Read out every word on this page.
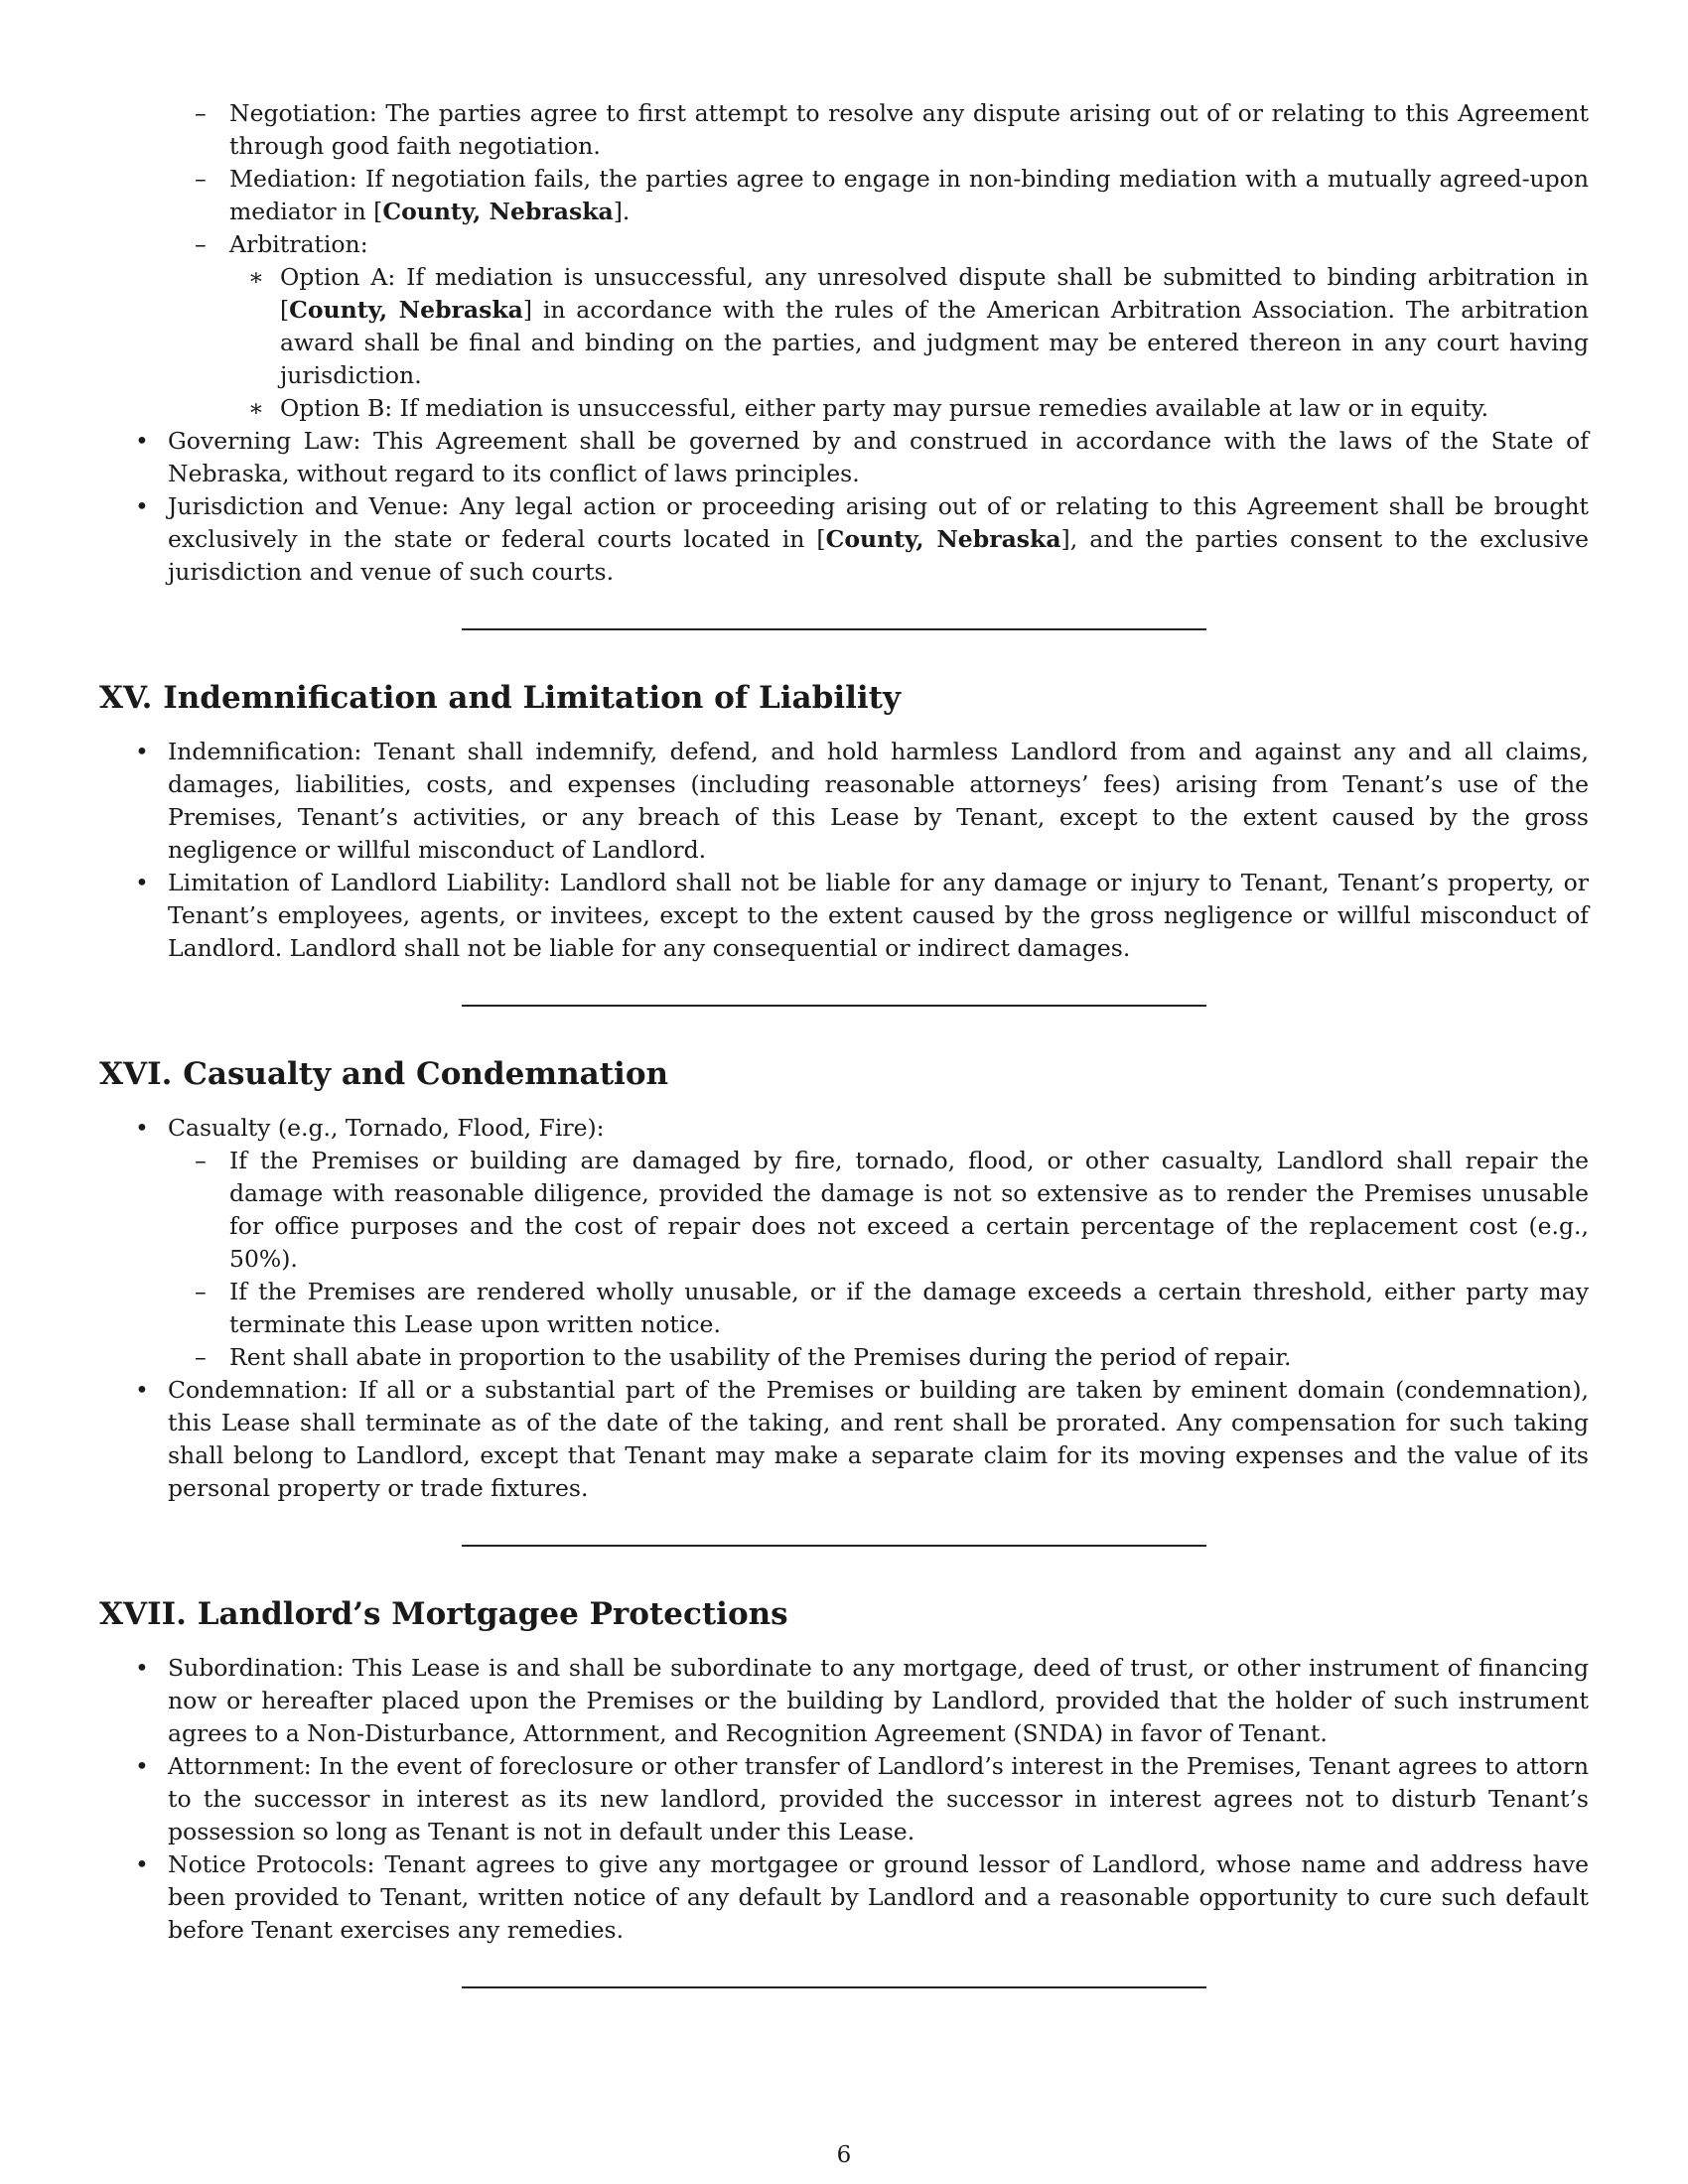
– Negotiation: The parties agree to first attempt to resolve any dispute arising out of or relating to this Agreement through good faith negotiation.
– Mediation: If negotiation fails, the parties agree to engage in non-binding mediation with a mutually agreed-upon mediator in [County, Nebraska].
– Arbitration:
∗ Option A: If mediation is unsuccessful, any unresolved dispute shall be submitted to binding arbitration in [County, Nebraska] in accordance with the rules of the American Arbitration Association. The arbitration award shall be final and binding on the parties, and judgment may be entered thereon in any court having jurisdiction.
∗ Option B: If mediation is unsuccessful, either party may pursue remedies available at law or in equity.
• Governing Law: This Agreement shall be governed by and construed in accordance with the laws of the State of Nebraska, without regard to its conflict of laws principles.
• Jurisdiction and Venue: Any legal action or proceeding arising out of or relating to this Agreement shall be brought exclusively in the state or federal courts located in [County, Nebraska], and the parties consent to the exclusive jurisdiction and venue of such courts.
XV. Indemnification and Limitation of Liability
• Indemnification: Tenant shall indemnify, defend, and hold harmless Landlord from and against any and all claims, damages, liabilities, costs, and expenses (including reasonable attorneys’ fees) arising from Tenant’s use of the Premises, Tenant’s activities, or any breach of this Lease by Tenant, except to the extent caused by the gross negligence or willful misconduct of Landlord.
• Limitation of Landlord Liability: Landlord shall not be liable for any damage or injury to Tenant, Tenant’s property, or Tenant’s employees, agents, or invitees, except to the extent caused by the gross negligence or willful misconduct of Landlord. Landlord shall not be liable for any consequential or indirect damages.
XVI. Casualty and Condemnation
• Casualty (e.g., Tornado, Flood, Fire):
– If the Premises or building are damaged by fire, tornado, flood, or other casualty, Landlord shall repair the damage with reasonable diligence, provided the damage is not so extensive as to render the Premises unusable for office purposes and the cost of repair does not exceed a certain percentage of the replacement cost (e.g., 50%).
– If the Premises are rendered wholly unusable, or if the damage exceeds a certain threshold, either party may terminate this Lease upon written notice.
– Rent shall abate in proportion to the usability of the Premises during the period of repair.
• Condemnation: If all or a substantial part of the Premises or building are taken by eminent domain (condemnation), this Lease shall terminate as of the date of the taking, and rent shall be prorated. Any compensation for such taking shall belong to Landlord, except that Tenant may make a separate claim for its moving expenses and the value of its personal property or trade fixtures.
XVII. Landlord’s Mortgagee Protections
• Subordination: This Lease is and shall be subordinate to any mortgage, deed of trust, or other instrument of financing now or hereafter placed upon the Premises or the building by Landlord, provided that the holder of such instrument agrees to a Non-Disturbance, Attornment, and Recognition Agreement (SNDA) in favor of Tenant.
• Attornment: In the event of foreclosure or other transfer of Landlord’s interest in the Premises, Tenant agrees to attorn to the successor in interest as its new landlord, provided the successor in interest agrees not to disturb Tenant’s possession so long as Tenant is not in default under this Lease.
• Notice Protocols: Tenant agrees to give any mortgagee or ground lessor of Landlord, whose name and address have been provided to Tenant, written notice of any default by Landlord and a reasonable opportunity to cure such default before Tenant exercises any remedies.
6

* * * * * * * * *

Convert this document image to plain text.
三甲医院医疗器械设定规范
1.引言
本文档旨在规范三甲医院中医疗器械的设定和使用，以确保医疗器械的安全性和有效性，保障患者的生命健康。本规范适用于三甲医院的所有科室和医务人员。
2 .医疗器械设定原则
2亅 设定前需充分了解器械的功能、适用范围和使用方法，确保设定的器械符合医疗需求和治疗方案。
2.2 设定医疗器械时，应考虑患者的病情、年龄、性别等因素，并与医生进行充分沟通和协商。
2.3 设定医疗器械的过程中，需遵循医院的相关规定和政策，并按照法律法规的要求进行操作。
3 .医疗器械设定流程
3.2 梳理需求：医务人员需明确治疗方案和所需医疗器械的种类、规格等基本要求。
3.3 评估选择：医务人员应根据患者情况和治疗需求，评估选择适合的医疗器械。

* * * * * * * * *

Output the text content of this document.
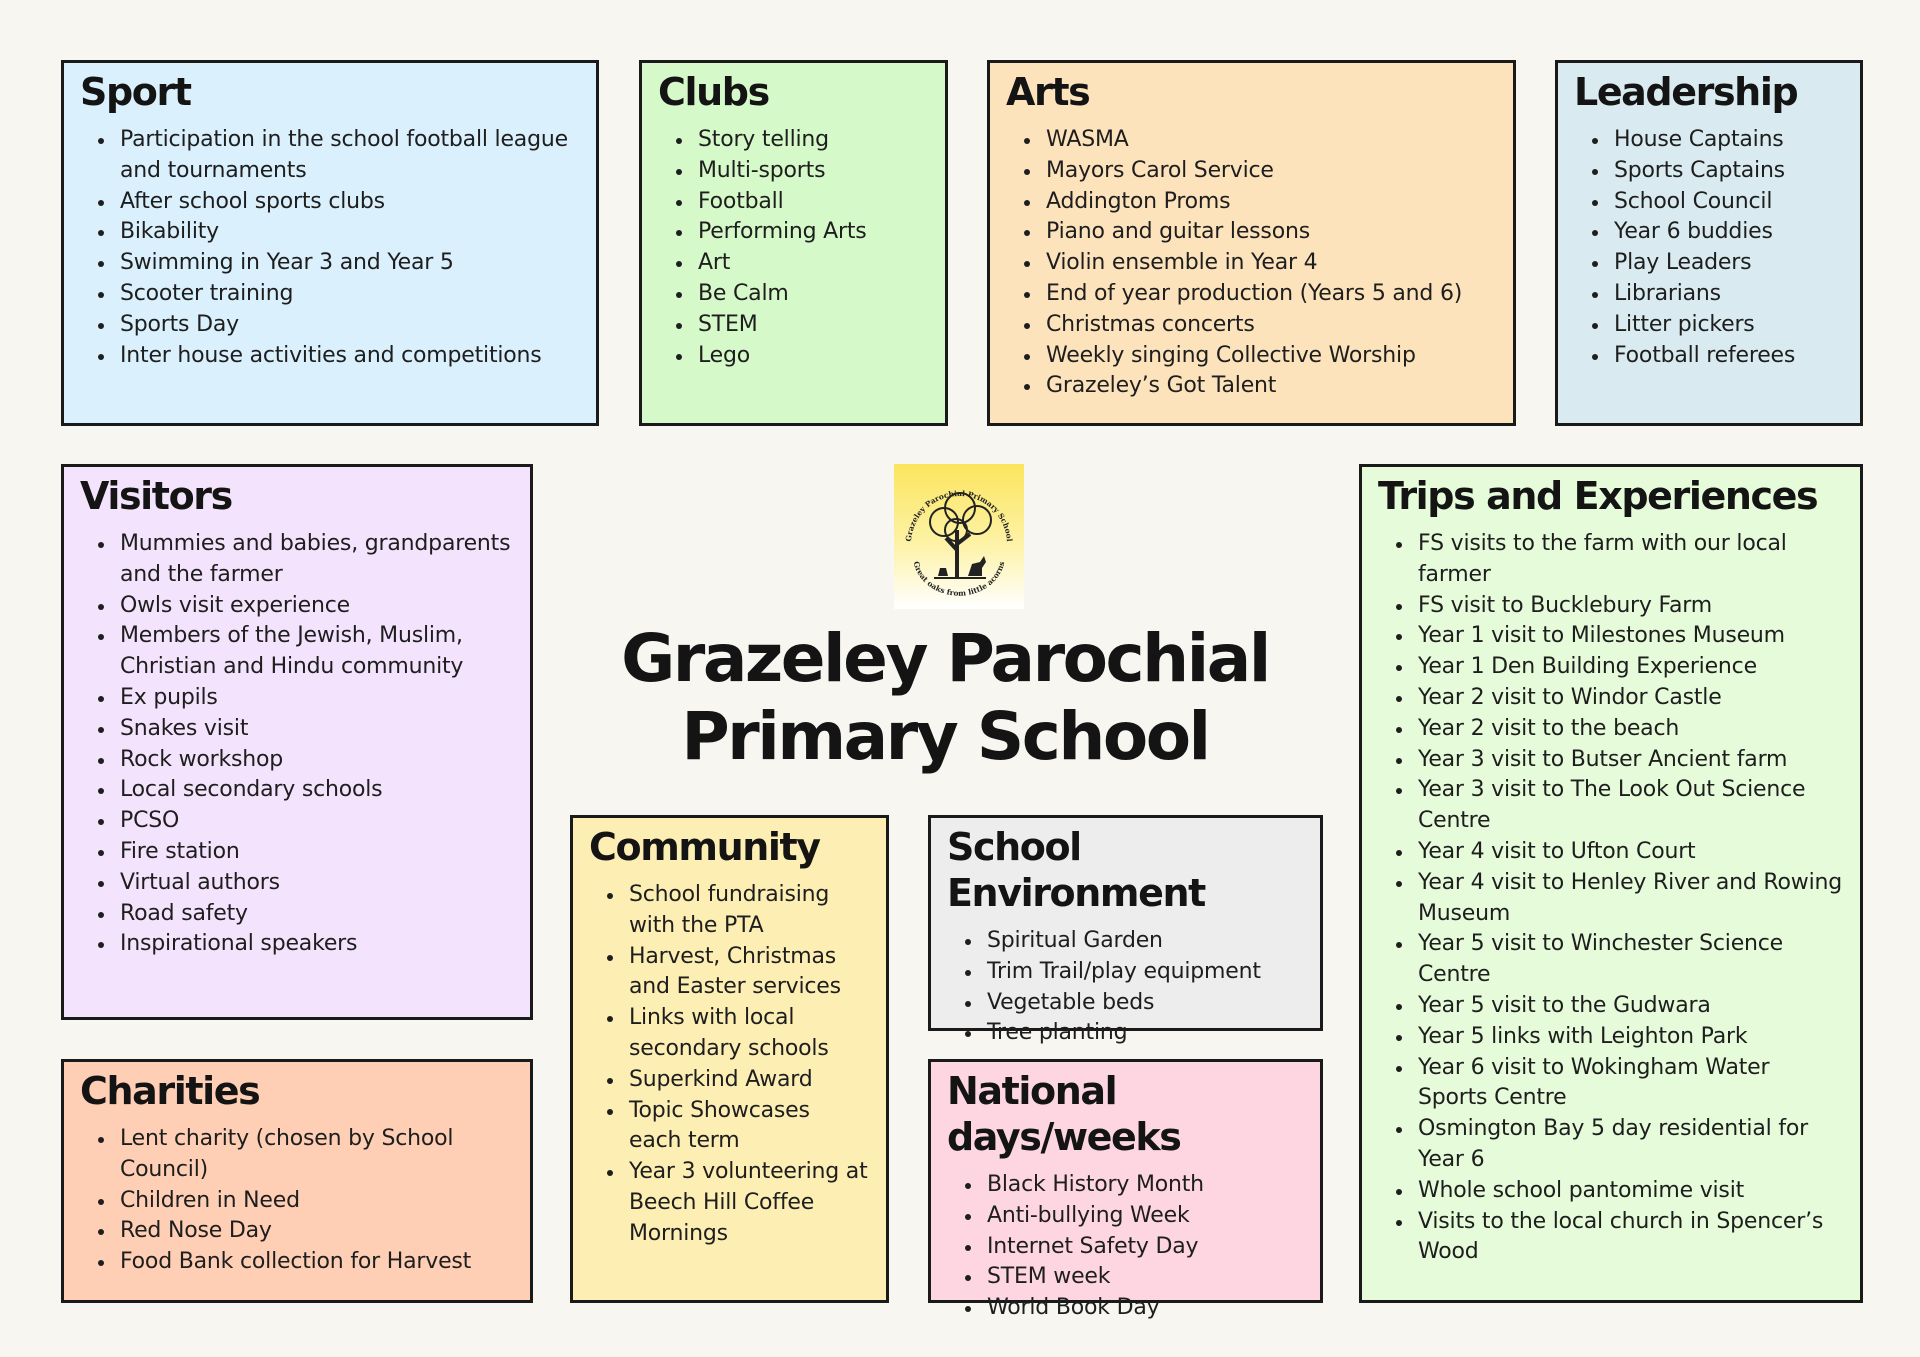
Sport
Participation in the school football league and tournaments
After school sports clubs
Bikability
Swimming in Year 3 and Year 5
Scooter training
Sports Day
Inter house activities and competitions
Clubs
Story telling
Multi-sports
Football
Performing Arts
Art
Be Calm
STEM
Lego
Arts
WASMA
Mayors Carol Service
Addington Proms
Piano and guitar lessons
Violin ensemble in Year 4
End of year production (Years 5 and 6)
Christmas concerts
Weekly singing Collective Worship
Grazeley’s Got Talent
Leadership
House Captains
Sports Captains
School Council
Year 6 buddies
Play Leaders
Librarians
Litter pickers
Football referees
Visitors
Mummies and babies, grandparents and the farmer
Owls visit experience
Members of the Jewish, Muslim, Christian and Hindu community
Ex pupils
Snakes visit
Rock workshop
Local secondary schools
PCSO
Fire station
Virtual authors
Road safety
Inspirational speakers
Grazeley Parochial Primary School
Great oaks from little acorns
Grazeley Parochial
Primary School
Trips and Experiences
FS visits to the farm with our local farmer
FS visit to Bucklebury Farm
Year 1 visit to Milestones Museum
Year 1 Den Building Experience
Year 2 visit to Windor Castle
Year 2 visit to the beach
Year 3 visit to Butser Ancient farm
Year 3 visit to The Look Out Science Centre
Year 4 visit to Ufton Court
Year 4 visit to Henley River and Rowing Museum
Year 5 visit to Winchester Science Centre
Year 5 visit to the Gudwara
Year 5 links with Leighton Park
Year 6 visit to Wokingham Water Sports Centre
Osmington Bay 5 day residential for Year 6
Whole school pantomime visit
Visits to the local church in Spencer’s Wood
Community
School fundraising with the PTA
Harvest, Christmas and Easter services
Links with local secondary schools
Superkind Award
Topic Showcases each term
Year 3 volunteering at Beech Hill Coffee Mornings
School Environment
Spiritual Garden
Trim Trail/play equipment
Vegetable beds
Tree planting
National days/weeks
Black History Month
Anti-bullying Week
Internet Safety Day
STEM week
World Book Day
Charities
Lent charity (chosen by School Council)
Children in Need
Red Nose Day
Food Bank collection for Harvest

* * * * * * * * *

§ TO BE DONE
Copy each line above that contains the string "Harvest".

§ RESULT FOR THIS EXERCISE
Harvest, Christmas and Easter services
Food Bank collection for Harvest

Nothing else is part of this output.